- [RECORDS SUPPLIED]:
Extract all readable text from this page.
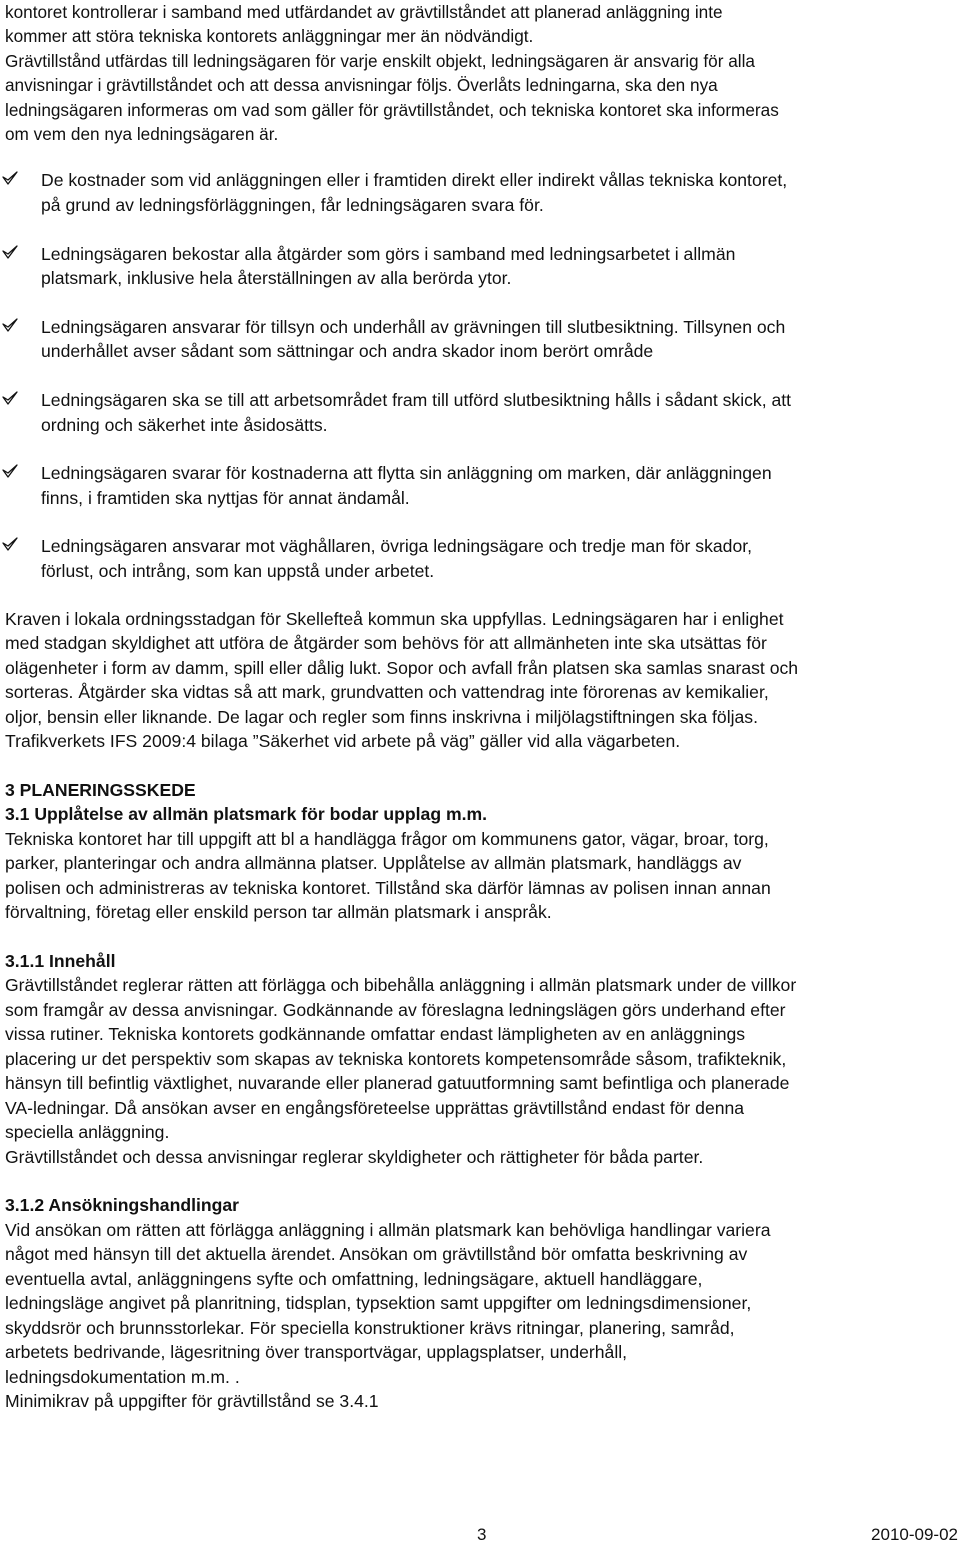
kontoret kontrollerar i samband med utfärdandet av grävtillståndet att planerad anläggning inte
kommer att störa tekniska kontorets anläggningar mer än nödvändigt.
Grävtillstånd utfärdas till ledningsägaren för varje enskilt objekt, ledningsägaren är ansvarig för alla
anvisningar i grävtillståndet och att dessa anvisningar följs. Överlåts ledningarna, ska den nya
ledningsägaren informeras om vad som gäller för grävtillståndet, och tekniska kontoret ska informeras
om vem den nya ledningsägaren är.
De kostnader som vid anläggningen eller i framtiden direkt eller indirekt vållas tekniska kontoret,
på grund av ledningsförläggningen, får ledningsägaren svara för.
Ledningsägaren bekostar alla åtgärder som görs i samband med ledningsarbetet i allmän
platsmark, inklusive hela återställningen av alla berörda ytor.
Ledningsägaren ansvarar för tillsyn och underhåll av grävningen till slutbesiktning. Tillsynen och
underhållet avser sådant som sättningar och andra skador inom berört område
Ledningsägaren ska se till att arbetsområdet fram till utförd slutbesiktning hålls i sådant skick, att
ordning och säkerhet inte åsidosätts.
Ledningsägaren svarar för kostnaderna att flytta sin anläggning om marken, där anläggningen
finns, i framtiden ska nyttjas för annat ändamål.
Ledningsägaren ansvarar mot väghållaren, övriga ledningsägare och tredje man för skador,
förlust, och intrång, som kan uppstå under arbetet.
Kraven i lokala ordningsstadgan för Skellefteå kommun ska uppfyllas. Ledningsägaren har i enlighet
med stadgan skyldighet att utföra de åtgärder som behövs för att allmänheten inte ska utsättas för
olägenheter i form av damm, spill eller dålig lukt. Sopor och avfall från platsen ska samlas snarast och
sorteras. Åtgärder ska vidtas så att mark, grundvatten och vattendrag inte förorenas av kemikalier,
oljor, bensin eller liknande. De lagar och regler som finns inskrivna i miljölagstiftningen ska följas.
Trafikverkets IFS 2009:4 bilaga ”Säkerhet vid arbete på väg” gäller vid alla vägarbeten.
3 PLANERINGSSKEDE
3.1 Upplåtelse av allmän platsmark för bodar upplag m.m.
Tekniska kontoret har till uppgift att bl a handlägga frågor om kommunens gator, vägar, broar, torg,
parker, planteringar och andra allmänna platser. Upplåtelse av allmän platsmark, handläggs av
polisen och administreras av tekniska kontoret. Tillstånd ska därför lämnas av polisen innan annan
förvaltning, företag eller enskild person tar allmän platsmark i anspråk.
3.1.1 Innehåll
Grävtillståndet reglerar rätten att förlägga och bibehålla anläggning i allmän platsmark under de villkor
som framgår av dessa anvisningar. Godkännande av föreslagna ledningslägen görs underhand efter
vissa rutiner. Tekniska kontorets godkännande omfattar endast lämpligheten av en anläggnings
placering ur det perspektiv som skapas av tekniska kontorets kompetensområde såsom, trafikteknik,
hänsyn till befintlig växtlighet, nuvarande eller planerad gatuutformning samt befintliga och planerade
VA-ledningar. Då ansökan avser en engångsföreteelse upprättas grävtillstånd endast för denna
speciella anläggning.
Grävtillståndet och dessa anvisningar reglerar skyldigheter och rättigheter för båda parter.
3.1.2 Ansökningshandlingar
Vid ansökan om rätten att förlägga anläggning i allmän platsmark kan behövliga handlingar variera
något med hänsyn till det aktuella ärendet. Ansökan om grävtillstånd bör omfatta beskrivning av
eventuella avtal, anläggningens syfte och omfattning, ledningsägare, aktuell handläggare,
ledningsläge angivet på planritning, tidsplan, typsektion samt uppgifter om ledningsdimensioner,
skyddsrör och brunnsstorlekar. För speciella konstruktioner krävs ritningar, planering, samråd,
arbetets bedrivande, lägesritning över transportvägar, upplagsplatser, underhåll,
ledningsdokumentation m.m. .
Minimikrav på uppgifter för grävtillstånd se 3.4.1
3	2010-09-02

- [GOAL]:
Isolate the lines that hold the word "alla" and copy all of them.

- [EXPECTED ANSWER]:
Grävtillstånd utfärdas till ledningsägaren för varje enskilt objekt, ledningsägaren är ansvarig för alla
Ledningsägaren bekostar alla åtgärder som görs i samband med ledningsarbetet i allmän
platsmark, inklusive hela återställningen av alla berörda ytor.
Trafikverkets IFS 2009:4 bilaga ”Säkerhet vid arbete på väg” gäller vid alla vägarbeten.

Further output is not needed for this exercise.